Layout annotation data
# # #
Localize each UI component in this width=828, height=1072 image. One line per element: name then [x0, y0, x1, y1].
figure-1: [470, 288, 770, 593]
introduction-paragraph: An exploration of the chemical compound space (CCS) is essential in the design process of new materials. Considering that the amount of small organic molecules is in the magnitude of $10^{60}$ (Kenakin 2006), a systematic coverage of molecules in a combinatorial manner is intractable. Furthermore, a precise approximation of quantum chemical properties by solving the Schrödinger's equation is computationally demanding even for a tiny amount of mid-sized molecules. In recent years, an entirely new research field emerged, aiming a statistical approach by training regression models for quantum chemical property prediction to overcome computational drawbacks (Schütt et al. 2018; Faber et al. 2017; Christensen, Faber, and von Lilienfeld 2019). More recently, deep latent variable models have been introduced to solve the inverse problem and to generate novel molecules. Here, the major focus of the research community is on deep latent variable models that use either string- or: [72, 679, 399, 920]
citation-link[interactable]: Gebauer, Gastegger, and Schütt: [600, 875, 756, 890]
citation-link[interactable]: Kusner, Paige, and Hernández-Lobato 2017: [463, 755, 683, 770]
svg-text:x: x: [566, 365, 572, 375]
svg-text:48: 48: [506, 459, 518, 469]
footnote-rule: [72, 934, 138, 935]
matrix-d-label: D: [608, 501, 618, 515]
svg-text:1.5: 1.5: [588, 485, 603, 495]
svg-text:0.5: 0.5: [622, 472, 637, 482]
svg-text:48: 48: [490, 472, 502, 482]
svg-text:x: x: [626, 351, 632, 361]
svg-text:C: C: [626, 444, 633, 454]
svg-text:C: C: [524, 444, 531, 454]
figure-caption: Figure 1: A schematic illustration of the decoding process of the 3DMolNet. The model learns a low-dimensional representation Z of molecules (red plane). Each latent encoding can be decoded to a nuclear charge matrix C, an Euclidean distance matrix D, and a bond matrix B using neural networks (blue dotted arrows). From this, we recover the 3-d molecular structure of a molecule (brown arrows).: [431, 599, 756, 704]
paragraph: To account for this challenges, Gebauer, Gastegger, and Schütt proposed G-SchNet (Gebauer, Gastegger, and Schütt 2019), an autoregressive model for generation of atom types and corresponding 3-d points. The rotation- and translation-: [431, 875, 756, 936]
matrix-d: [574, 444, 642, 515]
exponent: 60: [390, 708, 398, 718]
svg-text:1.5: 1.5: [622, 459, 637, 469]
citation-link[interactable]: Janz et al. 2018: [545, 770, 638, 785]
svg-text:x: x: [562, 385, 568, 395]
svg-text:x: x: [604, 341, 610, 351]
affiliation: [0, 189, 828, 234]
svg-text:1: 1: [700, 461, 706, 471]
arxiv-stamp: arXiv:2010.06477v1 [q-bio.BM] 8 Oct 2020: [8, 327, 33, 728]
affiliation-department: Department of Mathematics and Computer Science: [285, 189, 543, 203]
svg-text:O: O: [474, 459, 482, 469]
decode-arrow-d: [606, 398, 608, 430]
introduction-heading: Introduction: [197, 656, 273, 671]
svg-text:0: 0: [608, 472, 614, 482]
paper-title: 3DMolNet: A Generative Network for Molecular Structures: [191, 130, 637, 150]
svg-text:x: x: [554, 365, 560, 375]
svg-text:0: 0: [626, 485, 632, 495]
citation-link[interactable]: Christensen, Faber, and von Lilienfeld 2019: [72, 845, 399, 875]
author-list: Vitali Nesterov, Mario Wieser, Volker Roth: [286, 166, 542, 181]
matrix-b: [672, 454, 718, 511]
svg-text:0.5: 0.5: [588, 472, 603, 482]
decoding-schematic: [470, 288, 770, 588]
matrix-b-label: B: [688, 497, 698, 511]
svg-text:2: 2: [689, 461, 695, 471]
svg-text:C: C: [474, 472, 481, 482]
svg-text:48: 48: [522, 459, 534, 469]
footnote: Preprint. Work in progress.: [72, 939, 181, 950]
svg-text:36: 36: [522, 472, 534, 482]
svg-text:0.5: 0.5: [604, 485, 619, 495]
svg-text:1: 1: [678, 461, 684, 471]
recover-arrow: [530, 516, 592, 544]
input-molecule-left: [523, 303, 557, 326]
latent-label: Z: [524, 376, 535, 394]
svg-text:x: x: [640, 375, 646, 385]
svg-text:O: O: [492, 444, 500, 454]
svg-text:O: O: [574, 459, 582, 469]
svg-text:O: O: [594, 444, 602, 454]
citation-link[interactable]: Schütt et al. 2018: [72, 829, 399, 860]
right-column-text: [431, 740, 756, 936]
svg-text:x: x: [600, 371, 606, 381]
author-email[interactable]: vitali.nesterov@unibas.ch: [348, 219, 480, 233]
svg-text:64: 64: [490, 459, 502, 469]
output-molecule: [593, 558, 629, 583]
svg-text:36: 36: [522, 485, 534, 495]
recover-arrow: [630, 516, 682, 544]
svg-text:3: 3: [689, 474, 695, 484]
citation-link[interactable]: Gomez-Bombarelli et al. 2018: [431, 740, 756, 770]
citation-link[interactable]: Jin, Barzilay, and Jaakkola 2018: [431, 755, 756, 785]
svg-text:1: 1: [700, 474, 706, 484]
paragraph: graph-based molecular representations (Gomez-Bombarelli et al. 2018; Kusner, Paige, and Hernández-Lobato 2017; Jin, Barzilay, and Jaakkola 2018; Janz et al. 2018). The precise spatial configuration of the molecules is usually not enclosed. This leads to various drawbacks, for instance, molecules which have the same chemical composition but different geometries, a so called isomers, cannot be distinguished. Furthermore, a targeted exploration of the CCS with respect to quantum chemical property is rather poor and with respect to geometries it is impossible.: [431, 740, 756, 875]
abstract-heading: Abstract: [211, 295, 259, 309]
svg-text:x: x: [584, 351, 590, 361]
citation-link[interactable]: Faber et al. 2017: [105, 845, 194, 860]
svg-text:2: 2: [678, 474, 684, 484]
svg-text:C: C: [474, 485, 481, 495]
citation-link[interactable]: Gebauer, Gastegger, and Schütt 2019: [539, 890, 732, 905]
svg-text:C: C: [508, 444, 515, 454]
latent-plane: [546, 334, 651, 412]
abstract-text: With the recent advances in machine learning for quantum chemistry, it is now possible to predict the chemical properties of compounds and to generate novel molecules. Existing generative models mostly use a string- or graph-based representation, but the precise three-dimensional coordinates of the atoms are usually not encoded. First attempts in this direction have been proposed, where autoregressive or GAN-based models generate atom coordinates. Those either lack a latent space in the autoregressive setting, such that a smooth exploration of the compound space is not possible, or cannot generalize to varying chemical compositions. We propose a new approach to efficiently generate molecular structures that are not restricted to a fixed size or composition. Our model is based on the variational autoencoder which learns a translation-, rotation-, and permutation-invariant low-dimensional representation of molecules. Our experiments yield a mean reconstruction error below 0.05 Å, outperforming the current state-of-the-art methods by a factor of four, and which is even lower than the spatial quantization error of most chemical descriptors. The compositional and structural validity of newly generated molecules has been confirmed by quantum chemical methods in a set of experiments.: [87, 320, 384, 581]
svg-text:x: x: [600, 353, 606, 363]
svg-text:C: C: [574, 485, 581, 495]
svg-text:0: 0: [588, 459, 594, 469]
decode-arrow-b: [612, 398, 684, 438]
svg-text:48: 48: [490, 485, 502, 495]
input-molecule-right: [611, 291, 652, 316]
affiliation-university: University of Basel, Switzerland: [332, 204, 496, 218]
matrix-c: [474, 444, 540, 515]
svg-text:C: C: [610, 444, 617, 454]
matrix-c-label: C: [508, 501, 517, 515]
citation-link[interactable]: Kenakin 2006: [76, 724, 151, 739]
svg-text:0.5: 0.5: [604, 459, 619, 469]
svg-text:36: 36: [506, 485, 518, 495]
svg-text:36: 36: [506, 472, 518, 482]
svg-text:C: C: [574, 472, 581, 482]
# # #
WHAT NEEDS TO BE DONE:
Replace every "citation-link" in the data above with "reference-link", leaving everything else as it is.

EXERCISE ANSWER:
Localize each UI component in this width=828, height=1072 image. One line per element: name then [x0, y0, x1, y1].
figure-1: [470, 288, 770, 593]
introduction-paragraph: An exploration of the chemical compound space (CCS) is essential in the design process of new materials. Considering that the amount of small organic molecules is in the magnitude of $10^{60}$ (Kenakin 2006), a systematic coverage of molecules in a combinatorial manner is intractable. Furthermore, a precise approximation of quantum chemical properties by solving the Schrödinger's equation is computationally demanding even for a tiny amount of mid-sized molecules. In recent years, an entirely new research field emerged, aiming a statistical approach by training regression models for quantum chemical property prediction to overcome computational drawbacks (Schütt et al. 2018; Faber et al. 2017; Christensen, Faber, and von Lilienfeld 2019). More recently, deep latent variable models have been introduced to solve the inverse problem and to generate novel molecules. Here, the major focus of the research community is on deep latent variable models that use either string- or: [72, 679, 399, 920]
reference-link[interactable]: Gebauer, Gastegger, and Schütt: [600, 875, 756, 890]
reference-link[interactable]: Kusner, Paige, and Hernández-Lobato 2017: [463, 755, 683, 770]
svg-text:x: x: [566, 365, 572, 375]
svg-text:48: 48: [506, 459, 518, 469]
footnote-rule: [72, 934, 138, 935]
matrix-d-label: D: [608, 501, 618, 515]
svg-text:1.5: 1.5: [588, 485, 603, 495]
svg-text:0.5: 0.5: [622, 472, 637, 482]
svg-text:48: 48: [490, 472, 502, 482]
svg-text:x: x: [626, 351, 632, 361]
svg-text:C: C: [626, 444, 633, 454]
svg-text:C: C: [524, 444, 531, 454]
figure-caption: Figure 1: A schematic illustration of the decoding process of the 3DMolNet. The model learns a low-dimensional representation Z of molecules (red plane). Each latent encoding can be decoded to a nuclear charge matrix C, an Euclidean distance matrix D, and a bond matrix B using neural networks (blue dotted arrows). From this, we recover the 3-d molecular structure of a molecule (brown arrows).: [431, 599, 756, 704]
paragraph: To account for this challenges, Gebauer, Gastegger, and Schütt proposed G-SchNet (Gebauer, Gastegger, and Schütt 2019), an autoregressive model for generation of atom types and corresponding 3-d points. The rotation- and translation-: [431, 875, 756, 936]
matrix-d: [574, 444, 642, 515]
exponent: 60: [390, 708, 398, 718]
svg-text:1.5: 1.5: [622, 459, 637, 469]
reference-link[interactable]: Janz et al. 2018: [545, 770, 638, 785]
svg-text:x: x: [562, 385, 568, 395]
svg-text:x: x: [604, 341, 610, 351]
affiliation: [0, 189, 828, 234]
svg-text:1: 1: [700, 461, 706, 471]
arxiv-stamp: arXiv:2010.06477v1 [q-bio.BM] 8 Oct 2020: [8, 327, 33, 728]
affiliation-department: Department of Mathematics and Computer Science: [285, 189, 543, 203]
svg-text:O: O: [474, 459, 482, 469]
decode-arrow-d: [606, 398, 608, 430]
introduction-heading: Introduction: [197, 656, 273, 671]
svg-text:0: 0: [608, 472, 614, 482]
paper-title: 3DMolNet: A Generative Network for Molecular Structures: [191, 130, 637, 150]
svg-text:x: x: [554, 365, 560, 375]
svg-text:0: 0: [626, 485, 632, 495]
reference-link[interactable]: Christensen, Faber, and von Lilienfeld 2019: [72, 845, 399, 875]
author-list: Vitali Nesterov, Mario Wieser, Volker Roth: [286, 166, 542, 181]
matrix-b: [672, 454, 718, 511]
svg-text:0.5: 0.5: [588, 472, 603, 482]
decoding-schematic: [470, 288, 770, 588]
matrix-b-label: B: [688, 497, 698, 511]
svg-text:2: 2: [689, 461, 695, 471]
svg-text:C: C: [474, 472, 481, 482]
svg-text:48: 48: [522, 459, 534, 469]
footnote: Preprint. Work in progress.: [72, 939, 181, 950]
svg-text:36: 36: [522, 472, 534, 482]
svg-text:0.5: 0.5: [604, 485, 619, 495]
svg-text:1: 1: [678, 461, 684, 471]
recover-arrow: [530, 516, 592, 544]
input-molecule-left: [523, 303, 557, 326]
latent-label: Z: [524, 376, 535, 394]
svg-text:x: x: [640, 375, 646, 385]
svg-text:O: O: [492, 444, 500, 454]
svg-text:O: O: [574, 459, 582, 469]
svg-text:O: O: [594, 444, 602, 454]
reference-link[interactable]: Schütt et al. 2018: [72, 829, 399, 860]
right-column-text: [431, 740, 756, 936]
svg-text:x: x: [600, 371, 606, 381]
author-email[interactable]: vitali.nesterov@unibas.ch: [348, 219, 480, 233]
svg-text:64: 64: [490, 459, 502, 469]
output-molecule: [593, 558, 629, 583]
svg-text:36: 36: [522, 485, 534, 495]
recover-arrow: [630, 516, 682, 544]
svg-text:3: 3: [689, 474, 695, 484]
reference-link[interactable]: Gomez-Bombarelli et al. 2018: [431, 740, 756, 770]
reference-link[interactable]: Jin, Barzilay, and Jaakkola 2018: [431, 755, 756, 785]
svg-text:1: 1: [700, 474, 706, 484]
paragraph: graph-based molecular representations (Gomez-Bombarelli et al. 2018; Kusner, Paige, and Hernández-Lobato 2017; Jin, Barzilay, and Jaakkola 2018; Janz et al. 2018). The precise spatial configuration of the molecules is usually not enclosed. This leads to various drawbacks, for instance, molecules which have the same chemical composition but different geometries, a so called isomers, cannot be distinguished. Furthermore, a targeted exploration of the CCS with respect to quantum chemical property is rather poor and with respect to geometries it is impossible.: [431, 740, 756, 875]
abstract-heading: Abstract: [211, 295, 259, 309]
svg-text:x: x: [584, 351, 590, 361]
reference-link[interactable]: Faber et al. 2017: [105, 845, 194, 860]
svg-text:2: 2: [678, 474, 684, 484]
svg-text:C: C: [474, 485, 481, 495]
reference-link[interactable]: Gebauer, Gastegger, and Schütt 2019: [539, 890, 732, 905]
svg-text:C: C: [508, 444, 515, 454]
latent-plane: [546, 334, 651, 412]
abstract-text: With the recent advances in machine learning for quantum chemistry, it is now possible to predict the chemical properties of compounds and to generate novel molecules. Existing generative models mostly use a string- or graph-based representation, but the precise three-dimensional coordinates of the atoms are usually not encoded. First attempts in this direction have been proposed, where autoregressive or GAN-based models generate atom coordinates. Those either lack a latent space in the autoregressive setting, such that a smooth exploration of the compound space is not possible, or cannot generalize to varying chemical compositions. We propose a new approach to efficiently generate molecular structures that are not restricted to a fixed size or composition. Our model is based on the variational autoencoder which learns a translation-, rotation-, and permutation-invariant low-dimensional representation of molecules. Our experiments yield a mean reconstruction error below 0.05 Å, outperforming the current state-of-the-art methods by a factor of four, and which is even lower than the spatial quantization error of most chemical descriptors. The compositional and structural validity of newly generated molecules has been confirmed by quantum chemical methods in a set of experiments.: [87, 320, 384, 581]
svg-text:x: x: [600, 353, 606, 363]
svg-text:C: C: [574, 485, 581, 495]
svg-text:0: 0: [588, 459, 594, 469]
decode-arrow-b: [612, 398, 684, 438]
svg-text:48: 48: [490, 485, 502, 495]
input-molecule-right: [611, 291, 652, 316]
affiliation-university: University of Basel, Switzerland: [332, 204, 496, 218]
matrix-c: [474, 444, 540, 515]
svg-text:C: C: [610, 444, 617, 454]
matrix-c-label: C: [508, 501, 517, 515]
reference-link[interactable]: Kenakin 2006: [76, 724, 151, 739]
svg-text:0.5: 0.5: [604, 459, 619, 469]
svg-text:36: 36: [506, 485, 518, 495]
svg-text:36: 36: [506, 472, 518, 482]
svg-text:C: C: [574, 472, 581, 482]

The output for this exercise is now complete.